**Task directions:** Could you give the data below again, exactly and completely?

**Given data:**

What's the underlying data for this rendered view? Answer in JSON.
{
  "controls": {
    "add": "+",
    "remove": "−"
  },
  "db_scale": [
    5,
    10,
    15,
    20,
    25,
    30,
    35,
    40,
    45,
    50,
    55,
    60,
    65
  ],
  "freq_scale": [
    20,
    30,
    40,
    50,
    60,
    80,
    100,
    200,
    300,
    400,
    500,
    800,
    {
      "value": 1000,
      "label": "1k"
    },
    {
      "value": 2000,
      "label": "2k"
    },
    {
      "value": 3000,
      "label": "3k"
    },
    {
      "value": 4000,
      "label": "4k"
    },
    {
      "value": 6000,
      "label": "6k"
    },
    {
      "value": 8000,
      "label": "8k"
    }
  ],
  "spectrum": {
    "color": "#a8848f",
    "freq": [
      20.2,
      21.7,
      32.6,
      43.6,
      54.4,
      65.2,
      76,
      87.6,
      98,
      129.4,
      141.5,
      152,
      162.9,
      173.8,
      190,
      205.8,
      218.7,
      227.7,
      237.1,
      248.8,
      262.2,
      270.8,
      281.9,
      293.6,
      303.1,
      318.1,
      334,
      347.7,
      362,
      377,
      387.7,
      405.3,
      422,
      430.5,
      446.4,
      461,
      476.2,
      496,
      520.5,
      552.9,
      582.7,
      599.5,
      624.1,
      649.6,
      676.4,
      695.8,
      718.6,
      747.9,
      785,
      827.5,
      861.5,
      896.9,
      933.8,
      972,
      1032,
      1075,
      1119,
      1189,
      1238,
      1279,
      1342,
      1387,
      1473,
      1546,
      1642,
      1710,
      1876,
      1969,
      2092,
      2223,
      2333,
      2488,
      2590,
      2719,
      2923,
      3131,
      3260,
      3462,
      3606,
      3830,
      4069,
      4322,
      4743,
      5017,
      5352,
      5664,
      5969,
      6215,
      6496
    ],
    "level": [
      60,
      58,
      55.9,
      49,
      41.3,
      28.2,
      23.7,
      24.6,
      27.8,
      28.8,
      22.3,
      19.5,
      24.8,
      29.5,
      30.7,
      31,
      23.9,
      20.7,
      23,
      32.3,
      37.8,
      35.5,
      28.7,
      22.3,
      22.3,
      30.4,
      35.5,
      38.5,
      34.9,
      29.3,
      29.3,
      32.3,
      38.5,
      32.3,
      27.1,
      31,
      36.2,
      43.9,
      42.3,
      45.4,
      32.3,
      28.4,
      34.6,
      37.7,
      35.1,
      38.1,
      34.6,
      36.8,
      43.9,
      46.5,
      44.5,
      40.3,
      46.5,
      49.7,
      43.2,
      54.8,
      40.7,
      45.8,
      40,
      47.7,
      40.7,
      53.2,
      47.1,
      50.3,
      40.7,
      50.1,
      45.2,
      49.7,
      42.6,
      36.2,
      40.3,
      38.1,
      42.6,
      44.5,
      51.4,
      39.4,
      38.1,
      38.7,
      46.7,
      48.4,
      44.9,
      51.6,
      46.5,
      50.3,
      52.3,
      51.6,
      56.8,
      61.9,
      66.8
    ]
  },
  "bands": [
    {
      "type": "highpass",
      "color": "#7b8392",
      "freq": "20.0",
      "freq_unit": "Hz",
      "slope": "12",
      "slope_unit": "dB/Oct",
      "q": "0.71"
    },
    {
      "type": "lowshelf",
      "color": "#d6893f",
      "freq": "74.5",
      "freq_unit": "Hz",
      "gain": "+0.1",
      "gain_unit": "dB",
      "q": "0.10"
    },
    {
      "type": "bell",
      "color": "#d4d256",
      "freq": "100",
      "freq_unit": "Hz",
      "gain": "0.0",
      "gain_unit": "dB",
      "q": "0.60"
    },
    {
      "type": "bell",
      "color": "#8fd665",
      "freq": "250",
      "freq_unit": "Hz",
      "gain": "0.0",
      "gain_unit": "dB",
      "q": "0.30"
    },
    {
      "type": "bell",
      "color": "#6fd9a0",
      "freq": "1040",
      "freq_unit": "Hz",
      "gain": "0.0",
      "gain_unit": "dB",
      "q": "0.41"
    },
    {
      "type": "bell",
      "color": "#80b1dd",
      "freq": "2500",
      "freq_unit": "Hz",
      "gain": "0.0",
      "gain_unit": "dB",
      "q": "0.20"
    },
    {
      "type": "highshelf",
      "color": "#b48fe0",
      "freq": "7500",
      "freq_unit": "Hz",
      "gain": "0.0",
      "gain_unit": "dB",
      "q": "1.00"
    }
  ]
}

**Finished exercise:**
What's the underlying data for this rendered view? Answer in JSON.
{
  "controls": {
    "add": "+",
    "remove": "−"
  },
  "db_scale": [
    5,
    10,
    15,
    20,
    25,
    30,
    35,
    40,
    45,
    50,
    55,
    60,
    65
  ],
  "freq_scale": [
    20,
    30,
    40,
    50,
    60,
    80,
    100,
    200,
    300,
    400,
    500,
    800,
    {
      "value": 1000,
      "label": "1k"
    },
    {
      "value": 2000,
      "label": "2k"
    },
    {
      "value": 3000,
      "label": "3k"
    },
    {
      "value": 4000,
      "label": "4k"
    },
    {
      "value": 6000,
      "label": "6k"
    },
    {
      "value": 8000,
      "label": "8k"
    }
  ],
  "spectrum": {
    "color": "#a8848f",
    "freq": [
      20.2,
      21.7,
      32.6,
      43.6,
      54.4,
      65.2,
      76,
      87.6,
      98,
      129.4,
      141.5,
      152,
      162.9,
      173.8,
      190,
      205.8,
      218.7,
      227.7,
      237.1,
      248.8,
      262.2,
      270.8,
      281.9,
      293.6,
      303.1,
      318.1,
      334,
      347.7,
      362,
      377,
      387.7,
      405.3,
      422,
      430.5,
      446.4,
      461,
      476.2,
      496,
      520.5,
      552.9,
      582.7,
      599.5,
      624.1,
      649.6,
      676.4,
      695.8,
      718.6,
      747.9,
      785,
      827.5,
      861.5,
      896.9,
      933.8,
      972,
      1032,
      1075,
      1119,
      1189,
      1238,
      1279,
      1342,
      1387,
      1473,
      1546,
      1642,
      1710,
      1876,
      1969,
      2092,
      2223,
      2333,
      2488,
      2590,
      2719,
      2923,
      3131,
      3260,
      3462,
      3606,
      3830,
      4069,
      4322,
      4743,
      5017,
      5352,
      5664,
      5969,
      6215,
      6496
    ],
    "level": [
      60,
      58,
      55.9,
      49,
      41.3,
      28.2,
      23.7,
      24.6,
      27.8,
      28.8,
      22.3,
      19.5,
      24.8,
      29.5,
      30.7,
      31,
      23.9,
      20.7,
      23,
      32.3,
      37.8,
      35.5,
      28.7,
      22.3,
      22.3,
      30.4,
      35.5,
      38.5,
      34.9,
      29.3,
      29.3,
      32.3,
      38.5,
      32.3,
      27.1,
      31,
      36.2,
      43.9,
      42.3,
      45.4,
      32.3,
      28.4,
      34.6,
      37.7,
      35.1,
      38.1,
      34.6,
      36.8,
      43.9,
      46.5,
      44.5,
      40.3,
      46.5,
      49.7,
      43.2,
      54.8,
      40.7,
      45.8,
      40,
      47.7,
      40.7,
      53.2,
      47.1,
      50.3,
      40.7,
      50.1,
      45.2,
      49.7,
      42.6,
      36.2,
      40.3,
      38.1,
      42.6,
      44.5,
      51.4,
      39.4,
      38.1,
      38.7,
      46.7,
      48.4,
      44.9,
      51.6,
      46.5,
      50.3,
      52.3,
      51.6,
      56.8,
      61.9,
      66.8
    ]
  },
  "bands": [
    {
      "type": "highpass",
      "color": "#7b8392",
      "freq": "20.0",
      "freq_unit": "Hz",
      "slope": "12",
      "slope_unit": "dB/Oct",
      "q": "0.71"
    },
    {
      "type": "lowshelf",
      "color": "#d6893f",
      "freq": "74.5",
      "freq_unit": "Hz",
      "gain": "+0.1",
      "gain_unit": "dB",
      "q": "0.10"
    },
    {
      "type": "bell",
      "color": "#d4d256",
      "freq": "100",
      "freq_unit": "Hz",
      "gain": "0.0",
      "gain_unit": "dB",
      "q": "0.60"
    },
    {
      "type": "bell",
      "color": "#8fd665",
      "freq": "250",
      "freq_unit": "Hz",
      "gain": "0.0",
      "gain_unit": "dB",
      "q": "0.30"
    },
    {
      "type": "bell",
      "color": "#6fd9a0",
      "freq": "1040",
      "freq_unit": "Hz",
      "gain": "0.0",
      "gain_unit": "dB",
      "q": "0.41"
    },
    {
      "type": "bell",
      "color": "#80b1dd",
      "freq": "2500",
      "freq_unit": "Hz",
      "gain": "0.0",
      "gain_unit": "dB",
      "q": "0.20"
    },
    {
      "type": "highshelf",
      "color": "#b48fe0",
      "freq": "7500",
      "freq_unit": "Hz",
      "gain": "0.0",
      "gain_unit": "dB",
      "q": "1.00"
    }
  ]
}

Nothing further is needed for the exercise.